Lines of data

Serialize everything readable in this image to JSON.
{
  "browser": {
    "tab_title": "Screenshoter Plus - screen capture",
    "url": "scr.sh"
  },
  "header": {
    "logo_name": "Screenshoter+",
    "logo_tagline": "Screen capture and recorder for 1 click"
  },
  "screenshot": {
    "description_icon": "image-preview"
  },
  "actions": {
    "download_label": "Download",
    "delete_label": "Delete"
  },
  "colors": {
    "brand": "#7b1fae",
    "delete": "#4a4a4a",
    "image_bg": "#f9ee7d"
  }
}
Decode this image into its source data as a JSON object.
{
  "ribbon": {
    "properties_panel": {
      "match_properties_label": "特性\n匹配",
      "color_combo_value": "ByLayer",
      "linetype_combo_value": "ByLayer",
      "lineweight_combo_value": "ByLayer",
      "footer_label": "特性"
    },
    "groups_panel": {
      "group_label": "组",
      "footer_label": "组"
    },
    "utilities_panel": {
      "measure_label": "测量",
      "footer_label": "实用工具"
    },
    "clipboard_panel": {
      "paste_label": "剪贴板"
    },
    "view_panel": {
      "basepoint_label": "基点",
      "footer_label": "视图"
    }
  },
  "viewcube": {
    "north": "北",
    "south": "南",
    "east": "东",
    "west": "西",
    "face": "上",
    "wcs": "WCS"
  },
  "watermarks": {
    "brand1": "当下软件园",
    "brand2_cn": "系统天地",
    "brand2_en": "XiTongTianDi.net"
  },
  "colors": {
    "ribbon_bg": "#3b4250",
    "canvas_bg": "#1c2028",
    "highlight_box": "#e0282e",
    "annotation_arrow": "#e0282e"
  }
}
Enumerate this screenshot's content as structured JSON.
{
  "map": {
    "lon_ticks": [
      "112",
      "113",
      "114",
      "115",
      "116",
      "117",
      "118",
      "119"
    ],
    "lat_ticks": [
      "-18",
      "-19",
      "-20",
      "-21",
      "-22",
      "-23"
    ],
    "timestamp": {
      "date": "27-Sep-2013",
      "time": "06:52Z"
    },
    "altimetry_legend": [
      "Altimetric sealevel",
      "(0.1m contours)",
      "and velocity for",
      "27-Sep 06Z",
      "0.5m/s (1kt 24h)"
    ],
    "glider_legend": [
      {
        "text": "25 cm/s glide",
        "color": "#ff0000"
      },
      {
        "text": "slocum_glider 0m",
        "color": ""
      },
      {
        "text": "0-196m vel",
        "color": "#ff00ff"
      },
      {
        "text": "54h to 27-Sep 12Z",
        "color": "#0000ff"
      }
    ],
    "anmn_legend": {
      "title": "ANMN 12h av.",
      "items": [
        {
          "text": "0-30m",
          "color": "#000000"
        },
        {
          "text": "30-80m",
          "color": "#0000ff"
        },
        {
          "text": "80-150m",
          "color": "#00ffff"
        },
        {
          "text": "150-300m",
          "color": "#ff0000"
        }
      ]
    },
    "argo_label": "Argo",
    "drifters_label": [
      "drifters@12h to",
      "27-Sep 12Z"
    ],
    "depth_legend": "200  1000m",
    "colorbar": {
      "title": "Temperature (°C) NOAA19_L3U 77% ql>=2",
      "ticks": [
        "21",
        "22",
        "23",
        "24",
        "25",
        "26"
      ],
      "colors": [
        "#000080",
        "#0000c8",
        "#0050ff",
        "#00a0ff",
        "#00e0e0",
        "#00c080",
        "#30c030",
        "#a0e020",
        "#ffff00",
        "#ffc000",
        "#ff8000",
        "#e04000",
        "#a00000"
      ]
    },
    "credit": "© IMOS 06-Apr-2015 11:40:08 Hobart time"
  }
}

→ WHAT IS EXPECTED
The lines above should be duplicated exactly.

→ THE SOLUTION
Serialize everything readable in this image to JSON.
{
  "browser": {
    "tab_title": "Screenshoter Plus - screen capture",
    "url": "scr.sh"
  },
  "header": {
    "logo_name": "Screenshoter+",
    "logo_tagline": "Screen capture and recorder for 1 click"
  },
  "screenshot": {
    "description_icon": "image-preview"
  },
  "actions": {
    "download_label": "Download",
    "delete_label": "Delete"
  },
  "colors": {
    "brand": "#7b1fae",
    "delete": "#4a4a4a",
    "image_bg": "#f9ee7d"
  }
}
Decode this image into its source data as a JSON object.
{
  "ribbon": {
    "properties_panel": {
      "match_properties_label": "特性\n匹配",
      "color_combo_value": "ByLayer",
      "linetype_combo_value": "ByLayer",
      "lineweight_combo_value": "ByLayer",
      "footer_label": "特性"
    },
    "groups_panel": {
      "group_label": "组",
      "footer_label": "组"
    },
    "utilities_panel": {
      "measure_label": "测量",
      "footer_label": "实用工具"
    },
    "clipboard_panel": {
      "paste_label": "剪贴板"
    },
    "view_panel": {
      "basepoint_label": "基点",
      "footer_label": "视图"
    }
  },
  "viewcube": {
    "north": "北",
    "south": "南",
    "east": "东",
    "west": "西",
    "face": "上",
    "wcs": "WCS"
  },
  "watermarks": {
    "brand1": "当下软件园",
    "brand2_cn": "系统天地",
    "brand2_en": "XiTongTianDi.net"
  },
  "colors": {
    "ribbon_bg": "#3b4250",
    "canvas_bg": "#1c2028",
    "highlight_box": "#e0282e",
    "annotation_arrow": "#e0282e"
  }
}
Enumerate this screenshot's content as structured JSON.
{
  "map": {
    "lon_ticks": [
      "112",
      "113",
      "114",
      "115",
      "116",
      "117",
      "118",
      "119"
    ],
    "lat_ticks": [
      "-18",
      "-19",
      "-20",
      "-21",
      "-22",
      "-23"
    ],
    "timestamp": {
      "date": "27-Sep-2013",
      "time": "06:52Z"
    },
    "altimetry_legend": [
      "Altimetric sealevel",
      "(0.1m contours)",
      "and velocity for",
      "27-Sep 06Z",
      "0.5m/s (1kt 24h)"
    ],
    "glider_legend": [
      {
        "text": "25 cm/s glide",
        "color": "#ff0000"
      },
      {
        "text": "slocum_glider 0m",
        "color": ""
      },
      {
        "text": "0-196m vel",
        "color": "#ff00ff"
      },
      {
        "text": "54h to 27-Sep 12Z",
        "color": "#0000ff"
      }
    ],
    "anmn_legend": {
      "title": "ANMN 12h av.",
      "items": [
        {
          "text": "0-30m",
          "color": "#000000"
        },
        {
          "text": "30-80m",
          "color": "#0000ff"
        },
        {
          "text": "80-150m",
          "color": "#00ffff"
        },
        {
          "text": "150-300m",
          "color": "#ff0000"
        }
      ]
    },
    "argo_label": "Argo",
    "drifters_label": [
      "drifters@12h to",
      "27-Sep 12Z"
    ],
    "depth_legend": "200  1000m",
    "colorbar": {
      "title": "Temperature (°C) NOAA19_L3U 77% ql>=2",
      "ticks": [
        "21",
        "22",
        "23",
        "24",
        "25",
        "26"
      ],
      "colors": [
        "#000080",
        "#0000c8",
        "#0050ff",
        "#00a0ff",
        "#00e0e0",
        "#00c080",
        "#30c030",
        "#a0e020",
        "#ffff00",
        "#ffc000",
        "#ff8000",
        "#e04000",
        "#a00000"
      ]
    },
    "credit": "© IMOS 06-Apr-2015 11:40:08 Hobart time"
  }
}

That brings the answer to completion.